> _Work to do_
Return all the data, word for word.

> _Stored data_

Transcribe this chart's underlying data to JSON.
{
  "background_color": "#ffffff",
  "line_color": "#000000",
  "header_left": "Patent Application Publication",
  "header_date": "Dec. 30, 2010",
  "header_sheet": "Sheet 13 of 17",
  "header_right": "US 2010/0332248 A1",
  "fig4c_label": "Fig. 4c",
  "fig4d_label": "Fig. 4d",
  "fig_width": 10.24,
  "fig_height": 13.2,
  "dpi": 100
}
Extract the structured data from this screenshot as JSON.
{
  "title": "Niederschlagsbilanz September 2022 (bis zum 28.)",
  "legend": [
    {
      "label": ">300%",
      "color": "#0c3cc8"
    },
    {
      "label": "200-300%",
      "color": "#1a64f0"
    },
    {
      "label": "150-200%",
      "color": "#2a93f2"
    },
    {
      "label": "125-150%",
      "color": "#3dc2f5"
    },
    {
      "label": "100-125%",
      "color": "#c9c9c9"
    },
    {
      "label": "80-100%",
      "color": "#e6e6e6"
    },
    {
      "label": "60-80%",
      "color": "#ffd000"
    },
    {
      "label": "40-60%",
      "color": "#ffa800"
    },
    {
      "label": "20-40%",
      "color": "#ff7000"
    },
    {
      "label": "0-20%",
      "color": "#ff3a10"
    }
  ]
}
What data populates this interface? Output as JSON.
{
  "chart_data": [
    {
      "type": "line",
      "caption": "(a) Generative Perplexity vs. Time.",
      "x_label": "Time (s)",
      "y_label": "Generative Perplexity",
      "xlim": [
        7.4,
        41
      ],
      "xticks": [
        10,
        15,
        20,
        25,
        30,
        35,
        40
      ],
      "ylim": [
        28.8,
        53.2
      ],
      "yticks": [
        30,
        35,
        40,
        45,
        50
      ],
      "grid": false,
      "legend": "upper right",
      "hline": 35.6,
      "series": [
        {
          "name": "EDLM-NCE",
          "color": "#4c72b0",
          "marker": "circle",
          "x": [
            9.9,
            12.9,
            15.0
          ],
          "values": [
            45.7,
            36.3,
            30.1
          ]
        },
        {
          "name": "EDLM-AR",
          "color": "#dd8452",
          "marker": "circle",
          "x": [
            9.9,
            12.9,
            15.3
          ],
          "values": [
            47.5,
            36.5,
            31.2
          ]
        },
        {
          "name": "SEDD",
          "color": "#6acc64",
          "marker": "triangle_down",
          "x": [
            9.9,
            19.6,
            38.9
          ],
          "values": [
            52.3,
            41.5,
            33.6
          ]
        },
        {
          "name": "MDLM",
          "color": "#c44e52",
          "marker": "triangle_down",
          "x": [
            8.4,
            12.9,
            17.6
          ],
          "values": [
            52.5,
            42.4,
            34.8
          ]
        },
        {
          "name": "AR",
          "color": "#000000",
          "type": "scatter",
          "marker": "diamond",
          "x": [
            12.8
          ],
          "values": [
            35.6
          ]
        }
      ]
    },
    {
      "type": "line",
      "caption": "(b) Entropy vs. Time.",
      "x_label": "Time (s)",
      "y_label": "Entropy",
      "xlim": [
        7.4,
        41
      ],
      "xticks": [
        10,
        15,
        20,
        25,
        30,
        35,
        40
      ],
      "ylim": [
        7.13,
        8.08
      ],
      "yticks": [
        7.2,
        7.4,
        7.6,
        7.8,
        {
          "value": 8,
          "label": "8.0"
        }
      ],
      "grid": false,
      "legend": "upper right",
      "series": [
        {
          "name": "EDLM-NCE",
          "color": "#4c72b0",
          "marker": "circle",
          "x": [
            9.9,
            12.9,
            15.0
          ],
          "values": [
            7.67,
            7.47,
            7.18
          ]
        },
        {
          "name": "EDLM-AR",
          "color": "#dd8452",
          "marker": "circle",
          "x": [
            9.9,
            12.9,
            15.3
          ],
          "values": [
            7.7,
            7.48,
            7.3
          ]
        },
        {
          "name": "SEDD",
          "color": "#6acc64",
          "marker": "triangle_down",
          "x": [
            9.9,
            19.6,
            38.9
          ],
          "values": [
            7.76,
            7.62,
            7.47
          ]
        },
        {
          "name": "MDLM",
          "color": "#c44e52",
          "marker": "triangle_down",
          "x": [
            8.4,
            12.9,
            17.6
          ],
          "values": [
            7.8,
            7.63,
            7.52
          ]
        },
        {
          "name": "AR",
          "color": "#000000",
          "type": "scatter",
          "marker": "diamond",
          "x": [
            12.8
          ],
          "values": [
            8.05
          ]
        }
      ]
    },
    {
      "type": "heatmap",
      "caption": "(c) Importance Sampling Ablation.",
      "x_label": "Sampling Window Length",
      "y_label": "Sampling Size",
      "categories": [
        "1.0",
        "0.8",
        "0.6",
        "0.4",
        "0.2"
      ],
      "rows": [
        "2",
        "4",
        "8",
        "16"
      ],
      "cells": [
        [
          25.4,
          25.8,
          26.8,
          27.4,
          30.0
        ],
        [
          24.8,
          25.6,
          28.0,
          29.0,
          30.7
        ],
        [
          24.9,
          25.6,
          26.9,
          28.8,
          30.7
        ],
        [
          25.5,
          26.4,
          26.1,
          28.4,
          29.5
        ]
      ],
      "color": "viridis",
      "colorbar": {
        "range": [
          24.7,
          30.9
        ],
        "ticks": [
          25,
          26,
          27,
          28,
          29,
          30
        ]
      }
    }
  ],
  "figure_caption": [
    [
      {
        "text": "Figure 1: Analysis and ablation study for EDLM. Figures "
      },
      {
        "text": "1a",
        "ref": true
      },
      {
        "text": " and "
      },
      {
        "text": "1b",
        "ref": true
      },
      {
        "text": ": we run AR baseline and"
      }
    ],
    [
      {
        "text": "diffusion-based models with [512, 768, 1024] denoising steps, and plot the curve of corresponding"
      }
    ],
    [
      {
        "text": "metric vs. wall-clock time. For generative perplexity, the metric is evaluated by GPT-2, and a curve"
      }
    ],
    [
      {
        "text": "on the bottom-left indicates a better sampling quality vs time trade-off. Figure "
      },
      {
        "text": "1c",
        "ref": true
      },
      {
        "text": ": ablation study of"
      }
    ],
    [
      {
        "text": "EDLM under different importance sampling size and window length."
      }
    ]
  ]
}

> _Exercise answer_
Transcribe this chart's underlying data to JSON.
{
  "background_color": "#ffffff",
  "line_color": "#000000",
  "header_left": "Patent Application Publication",
  "header_date": "Dec. 30, 2010",
  "header_sheet": "Sheet 13 of 17",
  "header_right": "US 2010/0332248 A1",
  "fig4c_label": "Fig. 4c",
  "fig4d_label": "Fig. 4d",
  "fig_width": 10.24,
  "fig_height": 13.2,
  "dpi": 100
}
Extract the structured data from this screenshot as JSON.
{
  "title": "Niederschlagsbilanz September 2022 (bis zum 28.)",
  "legend": [
    {
      "label": ">300%",
      "color": "#0c3cc8"
    },
    {
      "label": "200-300%",
      "color": "#1a64f0"
    },
    {
      "label": "150-200%",
      "color": "#2a93f2"
    },
    {
      "label": "125-150%",
      "color": "#3dc2f5"
    },
    {
      "label": "100-125%",
      "color": "#c9c9c9"
    },
    {
      "label": "80-100%",
      "color": "#e6e6e6"
    },
    {
      "label": "60-80%",
      "color": "#ffd000"
    },
    {
      "label": "40-60%",
      "color": "#ffa800"
    },
    {
      "label": "20-40%",
      "color": "#ff7000"
    },
    {
      "label": "0-20%",
      "color": "#ff3a10"
    }
  ]
}
What data populates this interface? Output as JSON.
{
  "chart_data": [
    {
      "type": "line",
      "caption": "(a) Generative Perplexity vs. Time.",
      "x_label": "Time (s)",
      "y_label": "Generative Perplexity",
      "xlim": [
        7.4,
        41
      ],
      "xticks": [
        10,
        15,
        20,
        25,
        30,
        35,
        40
      ],
      "ylim": [
        28.8,
        53.2
      ],
      "yticks": [
        30,
        35,
        40,
        45,
        50
      ],
      "grid": false,
      "legend": "upper right",
      "hline": 35.6,
      "series": [
        {
          "name": "EDLM-NCE",
          "color": "#4c72b0",
          "marker": "circle",
          "x": [
            9.9,
            12.9,
            15.0
          ],
          "values": [
            45.7,
            36.3,
            30.1
          ]
        },
        {
          "name": "EDLM-AR",
          "color": "#dd8452",
          "marker": "circle",
          "x": [
            9.9,
            12.9,
            15.3
          ],
          "values": [
            47.5,
            36.5,
            31.2
          ]
        },
        {
          "name": "SEDD",
          "color": "#6acc64",
          "marker": "triangle_down",
          "x": [
            9.9,
            19.6,
            38.9
          ],
          "values": [
            52.3,
            41.5,
            33.6
          ]
        },
        {
          "name": "MDLM",
          "color": "#c44e52",
          "marker": "triangle_down",
          "x": [
            8.4,
            12.9,
            17.6
          ],
          "values": [
            52.5,
            42.4,
            34.8
          ]
        },
        {
          "name": "AR",
          "color": "#000000",
          "type": "scatter",
          "marker": "diamond",
          "x": [
            12.8
          ],
          "values": [
            35.6
          ]
        }
      ]
    },
    {
      "type": "line",
      "caption": "(b) Entropy vs. Time.",
      "x_label": "Time (s)",
      "y_label": "Entropy",
      "xlim": [
        7.4,
        41
      ],
      "xticks": [
        10,
        15,
        20,
        25,
        30,
        35,
        40
      ],
      "ylim": [
        7.13,
        8.08
      ],
      "yticks": [
        7.2,
        7.4,
        7.6,
        7.8,
        {
          "value": 8,
          "label": "8.0"
        }
      ],
      "grid": false,
      "legend": "upper right",
      "series": [
        {
          "name": "EDLM-NCE",
          "color": "#4c72b0",
          "marker": "circle",
          "x": [
            9.9,
            12.9,
            15.0
          ],
          "values": [
            7.67,
            7.47,
            7.18
          ]
        },
        {
          "name": "EDLM-AR",
          "color": "#dd8452",
          "marker": "circle",
          "x": [
            9.9,
            12.9,
            15.3
          ],
          "values": [
            7.7,
            7.48,
            7.3
          ]
        },
        {
          "name": "SEDD",
          "color": "#6acc64",
          "marker": "triangle_down",
          "x": [
            9.9,
            19.6,
            38.9
          ],
          "values": [
            7.76,
            7.62,
            7.47
          ]
        },
        {
          "name": "MDLM",
          "color": "#c44e52",
          "marker": "triangle_down",
          "x": [
            8.4,
            12.9,
            17.6
          ],
          "values": [
            7.8,
            7.63,
            7.52
          ]
        },
        {
          "name": "AR",
          "color": "#000000",
          "type": "scatter",
          "marker": "diamond",
          "x": [
            12.8
          ],
          "values": [
            8.05
          ]
        }
      ]
    },
    {
      "type": "heatmap",
      "caption": "(c) Importance Sampling Ablation.",
      "x_label": "Sampling Window Length",
      "y_label": "Sampling Size",
      "categories": [
        "1.0",
        "0.8",
        "0.6",
        "0.4",
        "0.2"
      ],
      "rows": [
        "2",
        "4",
        "8",
        "16"
      ],
      "cells": [
        [
          25.4,
          25.8,
          26.8,
          27.4,
          30.0
        ],
        [
          24.8,
          25.6,
          28.0,
          29.0,
          30.7
        ],
        [
          24.9,
          25.6,
          26.9,
          28.8,
          30.7
        ],
        [
          25.5,
          26.4,
          26.1,
          28.4,
          29.5
        ]
      ],
      "color": "viridis",
      "colorbar": {
        "range": [
          24.7,
          30.9
        ],
        "ticks": [
          25,
          26,
          27,
          28,
          29,
          30
        ]
      }
    }
  ],
  "figure_caption": [
    [
      {
        "text": "Figure 1: Analysis and ablation study for EDLM. Figures "
      },
      {
        "text": "1a",
        "ref": true
      },
      {
        "text": " and "
      },
      {
        "text": "1b",
        "ref": true
      },
      {
        "text": ": we run AR baseline and"
      }
    ],
    [
      {
        "text": "diffusion-based models with [512, 768, 1024] denoising steps, and plot the curve of corresponding"
      }
    ],
    [
      {
        "text": "metric vs. wall-clock time. For generative perplexity, the metric is evaluated by GPT-2, and a curve"
      }
    ],
    [
      {
        "text": "on the bottom-left indicates a better sampling quality vs time trade-off. Figure "
      },
      {
        "text": "1c",
        "ref": true
      },
      {
        "text": ": ablation study of"
      }
    ],
    [
      {
        "text": "EDLM under different importance sampling size and window length."
      }
    ]
  ]
}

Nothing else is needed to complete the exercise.